● RECORDS
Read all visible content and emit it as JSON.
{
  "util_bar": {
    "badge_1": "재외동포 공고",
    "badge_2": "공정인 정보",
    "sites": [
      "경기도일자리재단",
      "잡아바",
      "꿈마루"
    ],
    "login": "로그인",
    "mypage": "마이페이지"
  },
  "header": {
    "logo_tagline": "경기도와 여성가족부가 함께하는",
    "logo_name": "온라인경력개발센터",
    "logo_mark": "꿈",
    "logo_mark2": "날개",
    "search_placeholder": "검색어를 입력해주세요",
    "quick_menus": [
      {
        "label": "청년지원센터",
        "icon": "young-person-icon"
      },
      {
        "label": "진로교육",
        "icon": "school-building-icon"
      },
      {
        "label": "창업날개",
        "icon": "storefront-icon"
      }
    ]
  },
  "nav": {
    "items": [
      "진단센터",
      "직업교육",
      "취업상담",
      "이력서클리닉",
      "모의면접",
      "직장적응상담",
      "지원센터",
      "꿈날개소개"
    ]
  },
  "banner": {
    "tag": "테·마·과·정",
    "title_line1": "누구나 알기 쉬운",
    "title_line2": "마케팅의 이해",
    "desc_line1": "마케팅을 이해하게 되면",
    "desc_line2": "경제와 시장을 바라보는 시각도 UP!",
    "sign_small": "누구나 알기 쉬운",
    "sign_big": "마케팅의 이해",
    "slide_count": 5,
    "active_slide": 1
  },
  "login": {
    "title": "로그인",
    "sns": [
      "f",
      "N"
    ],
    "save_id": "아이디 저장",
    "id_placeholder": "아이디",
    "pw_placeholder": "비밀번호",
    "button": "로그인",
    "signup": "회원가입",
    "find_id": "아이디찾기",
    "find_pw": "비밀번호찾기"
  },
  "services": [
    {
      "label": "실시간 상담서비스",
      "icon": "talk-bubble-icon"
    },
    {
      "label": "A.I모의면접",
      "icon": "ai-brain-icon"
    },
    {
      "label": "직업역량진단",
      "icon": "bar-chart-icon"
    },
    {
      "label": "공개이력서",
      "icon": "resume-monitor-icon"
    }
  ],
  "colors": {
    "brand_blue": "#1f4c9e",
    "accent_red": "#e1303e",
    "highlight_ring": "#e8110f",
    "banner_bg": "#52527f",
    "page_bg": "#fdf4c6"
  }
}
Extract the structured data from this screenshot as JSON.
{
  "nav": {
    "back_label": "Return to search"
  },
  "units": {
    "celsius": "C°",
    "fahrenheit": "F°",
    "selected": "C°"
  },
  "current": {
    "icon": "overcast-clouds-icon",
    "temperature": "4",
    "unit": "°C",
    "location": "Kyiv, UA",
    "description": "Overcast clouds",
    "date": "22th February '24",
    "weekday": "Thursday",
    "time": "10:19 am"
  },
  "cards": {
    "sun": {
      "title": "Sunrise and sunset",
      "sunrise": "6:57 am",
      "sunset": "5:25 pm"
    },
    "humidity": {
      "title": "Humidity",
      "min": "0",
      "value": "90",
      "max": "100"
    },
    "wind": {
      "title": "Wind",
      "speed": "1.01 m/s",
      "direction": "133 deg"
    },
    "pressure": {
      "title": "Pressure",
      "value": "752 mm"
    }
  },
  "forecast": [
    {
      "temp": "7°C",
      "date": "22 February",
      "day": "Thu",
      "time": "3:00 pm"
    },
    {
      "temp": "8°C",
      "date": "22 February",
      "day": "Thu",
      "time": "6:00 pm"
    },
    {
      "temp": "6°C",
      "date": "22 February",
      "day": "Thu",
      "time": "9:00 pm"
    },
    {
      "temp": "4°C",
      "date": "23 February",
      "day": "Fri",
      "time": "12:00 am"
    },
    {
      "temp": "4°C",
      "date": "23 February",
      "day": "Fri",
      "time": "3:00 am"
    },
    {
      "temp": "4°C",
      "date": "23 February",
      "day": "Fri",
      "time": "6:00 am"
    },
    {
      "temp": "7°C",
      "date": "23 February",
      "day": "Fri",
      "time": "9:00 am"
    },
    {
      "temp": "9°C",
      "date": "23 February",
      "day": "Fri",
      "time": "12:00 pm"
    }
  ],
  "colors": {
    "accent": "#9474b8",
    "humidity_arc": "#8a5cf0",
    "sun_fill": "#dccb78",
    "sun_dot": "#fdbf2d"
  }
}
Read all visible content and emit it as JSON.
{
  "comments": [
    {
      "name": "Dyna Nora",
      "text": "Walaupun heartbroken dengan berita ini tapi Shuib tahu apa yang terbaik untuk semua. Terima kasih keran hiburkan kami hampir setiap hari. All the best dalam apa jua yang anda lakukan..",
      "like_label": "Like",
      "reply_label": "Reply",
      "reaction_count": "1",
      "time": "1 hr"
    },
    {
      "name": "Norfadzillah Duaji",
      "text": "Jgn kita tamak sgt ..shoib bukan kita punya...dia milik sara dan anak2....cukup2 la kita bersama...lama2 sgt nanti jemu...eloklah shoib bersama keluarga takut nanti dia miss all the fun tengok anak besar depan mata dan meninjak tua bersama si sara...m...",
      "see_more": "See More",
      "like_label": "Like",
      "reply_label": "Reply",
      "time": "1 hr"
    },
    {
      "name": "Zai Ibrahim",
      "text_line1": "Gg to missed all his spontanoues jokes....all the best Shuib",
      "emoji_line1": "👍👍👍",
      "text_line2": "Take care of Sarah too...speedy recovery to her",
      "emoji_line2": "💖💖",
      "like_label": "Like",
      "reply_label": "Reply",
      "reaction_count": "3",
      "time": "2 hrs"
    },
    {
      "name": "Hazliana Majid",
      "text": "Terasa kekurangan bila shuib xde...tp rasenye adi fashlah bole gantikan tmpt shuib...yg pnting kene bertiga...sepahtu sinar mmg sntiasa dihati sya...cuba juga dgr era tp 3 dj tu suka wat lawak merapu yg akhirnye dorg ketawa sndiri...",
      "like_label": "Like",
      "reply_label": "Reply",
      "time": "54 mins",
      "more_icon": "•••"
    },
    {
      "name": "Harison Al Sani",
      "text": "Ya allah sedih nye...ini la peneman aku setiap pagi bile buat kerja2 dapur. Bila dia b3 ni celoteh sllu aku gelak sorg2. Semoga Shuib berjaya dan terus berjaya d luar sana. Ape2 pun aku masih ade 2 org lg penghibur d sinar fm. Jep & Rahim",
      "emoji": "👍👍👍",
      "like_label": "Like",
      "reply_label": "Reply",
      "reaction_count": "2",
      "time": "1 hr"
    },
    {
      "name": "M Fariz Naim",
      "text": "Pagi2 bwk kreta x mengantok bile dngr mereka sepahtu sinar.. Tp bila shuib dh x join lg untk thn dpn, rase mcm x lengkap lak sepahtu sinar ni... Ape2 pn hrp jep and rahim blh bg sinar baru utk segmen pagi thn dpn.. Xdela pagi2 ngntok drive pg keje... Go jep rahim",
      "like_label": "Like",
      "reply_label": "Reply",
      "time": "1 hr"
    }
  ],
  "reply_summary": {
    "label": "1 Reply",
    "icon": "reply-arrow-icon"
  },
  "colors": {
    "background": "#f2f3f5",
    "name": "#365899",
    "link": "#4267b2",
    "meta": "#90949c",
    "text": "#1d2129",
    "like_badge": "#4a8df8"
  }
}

● THE REQUEST
Here, the records must be output exactly and in full.

● FINISHED TASK
Read all visible content and emit it as JSON.
{
  "util_bar": {
    "badge_1": "재외동포 공고",
    "badge_2": "공정인 정보",
    "sites": [
      "경기도일자리재단",
      "잡아바",
      "꿈마루"
    ],
    "login": "로그인",
    "mypage": "마이페이지"
  },
  "header": {
    "logo_tagline": "경기도와 여성가족부가 함께하는",
    "logo_name": "온라인경력개발센터",
    "logo_mark": "꿈",
    "logo_mark2": "날개",
    "search_placeholder": "검색어를 입력해주세요",
    "quick_menus": [
      {
        "label": "청년지원센터",
        "icon": "young-person-icon"
      },
      {
        "label": "진로교육",
        "icon": "school-building-icon"
      },
      {
        "label": "창업날개",
        "icon": "storefront-icon"
      }
    ]
  },
  "nav": {
    "items": [
      "진단센터",
      "직업교육",
      "취업상담",
      "이력서클리닉",
      "모의면접",
      "직장적응상담",
      "지원센터",
      "꿈날개소개"
    ]
  },
  "banner": {
    "tag": "테·마·과·정",
    "title_line1": "누구나 알기 쉬운",
    "title_line2": "마케팅의 이해",
    "desc_line1": "마케팅을 이해하게 되면",
    "desc_line2": "경제와 시장을 바라보는 시각도 UP!",
    "sign_small": "누구나 알기 쉬운",
    "sign_big": "마케팅의 이해",
    "slide_count": 5,
    "active_slide": 1
  },
  "login": {
    "title": "로그인",
    "sns": [
      "f",
      "N"
    ],
    "save_id": "아이디 저장",
    "id_placeholder": "아이디",
    "pw_placeholder": "비밀번호",
    "button": "로그인",
    "signup": "회원가입",
    "find_id": "아이디찾기",
    "find_pw": "비밀번호찾기"
  },
  "services": [
    {
      "label": "실시간 상담서비스",
      "icon": "talk-bubble-icon"
    },
    {
      "label": "A.I모의면접",
      "icon": "ai-brain-icon"
    },
    {
      "label": "직업역량진단",
      "icon": "bar-chart-icon"
    },
    {
      "label": "공개이력서",
      "icon": "resume-monitor-icon"
    }
  ],
  "colors": {
    "brand_blue": "#1f4c9e",
    "accent_red": "#e1303e",
    "highlight_ring": "#e8110f",
    "banner_bg": "#52527f",
    "page_bg": "#fdf4c6"
  }
}
Extract the structured data from this screenshot as JSON.
{
  "nav": {
    "back_label": "Return to search"
  },
  "units": {
    "celsius": "C°",
    "fahrenheit": "F°",
    "selected": "C°"
  },
  "current": {
    "icon": "overcast-clouds-icon",
    "temperature": "4",
    "unit": "°C",
    "location": "Kyiv, UA",
    "description": "Overcast clouds",
    "date": "22th February '24",
    "weekday": "Thursday",
    "time": "10:19 am"
  },
  "cards": {
    "sun": {
      "title": "Sunrise and sunset",
      "sunrise": "6:57 am",
      "sunset": "5:25 pm"
    },
    "humidity": {
      "title": "Humidity",
      "min": "0",
      "value": "90",
      "max": "100"
    },
    "wind": {
      "title": "Wind",
      "speed": "1.01 m/s",
      "direction": "133 deg"
    },
    "pressure": {
      "title": "Pressure",
      "value": "752 mm"
    }
  },
  "forecast": [
    {
      "temp": "7°C",
      "date": "22 February",
      "day": "Thu",
      "time": "3:00 pm"
    },
    {
      "temp": "8°C",
      "date": "22 February",
      "day": "Thu",
      "time": "6:00 pm"
    },
    {
      "temp": "6°C",
      "date": "22 February",
      "day": "Thu",
      "time": "9:00 pm"
    },
    {
      "temp": "4°C",
      "date": "23 February",
      "day": "Fri",
      "time": "12:00 am"
    },
    {
      "temp": "4°C",
      "date": "23 February",
      "day": "Fri",
      "time": "3:00 am"
    },
    {
      "temp": "4°C",
      "date": "23 February",
      "day": "Fri",
      "time": "6:00 am"
    },
    {
      "temp": "7°C",
      "date": "23 February",
      "day": "Fri",
      "time": "9:00 am"
    },
    {
      "temp": "9°C",
      "date": "23 February",
      "day": "Fri",
      "time": "12:00 pm"
    }
  ],
  "colors": {
    "accent": "#9474b8",
    "humidity_arc": "#8a5cf0",
    "sun_fill": "#dccb78",
    "sun_dot": "#fdbf2d"
  }
}
Read all visible content and emit it as JSON.
{
  "comments": [
    {
      "name": "Dyna Nora",
      "text": "Walaupun heartbroken dengan berita ini tapi Shuib tahu apa yang terbaik untuk semua. Terima kasih keran hiburkan kami hampir setiap hari. All the best dalam apa jua yang anda lakukan..",
      "like_label": "Like",
      "reply_label": "Reply",
      "reaction_count": "1",
      "time": "1 hr"
    },
    {
      "name": "Norfadzillah Duaji",
      "text": "Jgn kita tamak sgt ..shoib bukan kita punya...dia milik sara dan anak2....cukup2 la kita bersama...lama2 sgt nanti jemu...eloklah shoib bersama keluarga takut nanti dia miss all the fun tengok anak besar depan mata dan meninjak tua bersama si sara...m...",
      "see_more": "See More",
      "like_label": "Like",
      "reply_label": "Reply",
      "time": "1 hr"
    },
    {
      "name": "Zai Ibrahim",
      "text_line1": "Gg to missed all his spontanoues jokes....all the best Shuib",
      "emoji_line1": "👍👍👍",
      "text_line2": "Take care of Sarah too...speedy recovery to her",
      "emoji_line2": "💖💖",
      "like_label": "Like",
      "reply_label": "Reply",
      "reaction_count": "3",
      "time": "2 hrs"
    },
    {
      "name": "Hazliana Majid",
      "text": "Terasa kekurangan bila shuib xde...tp rasenye adi fashlah bole gantikan tmpt shuib...yg pnting kene bertiga...sepahtu sinar mmg sntiasa dihati sya...cuba juga dgr era tp 3 dj tu suka wat lawak merapu yg akhirnye dorg ketawa sndiri...",
      "like_label": "Like",
      "reply_label": "Reply",
      "time": "54 mins",
      "more_icon": "•••"
    },
    {
      "name": "Harison Al Sani",
      "text": "Ya allah sedih nye...ini la peneman aku setiap pagi bile buat kerja2 dapur. Bila dia b3 ni celoteh sllu aku gelak sorg2. Semoga Shuib berjaya dan terus berjaya d luar sana. Ape2 pun aku masih ade 2 org lg penghibur d sinar fm. Jep & Rahim",
      "emoji": "👍👍👍",
      "like_label": "Like",
      "reply_label": "Reply",
      "reaction_count": "2",
      "time": "1 hr"
    },
    {
      "name": "M Fariz Naim",
      "text": "Pagi2 bwk kreta x mengantok bile dngr mereka sepahtu sinar.. Tp bila shuib dh x join lg untk thn dpn, rase mcm x lengkap lak sepahtu sinar ni... Ape2 pn hrp jep and rahim blh bg sinar baru utk segmen pagi thn dpn.. Xdela pagi2 ngntok drive pg keje... Go jep rahim",
      "like_label": "Like",
      "reply_label": "Reply",
      "time": "1 hr"
    }
  ],
  "reply_summary": {
    "label": "1 Reply",
    "icon": "reply-arrow-icon"
  },
  "colors": {
    "background": "#f2f3f5",
    "name": "#365899",
    "link": "#4267b2",
    "meta": "#90949c",
    "text": "#1d2129",
    "like_badge": "#4a8df8"
  }
}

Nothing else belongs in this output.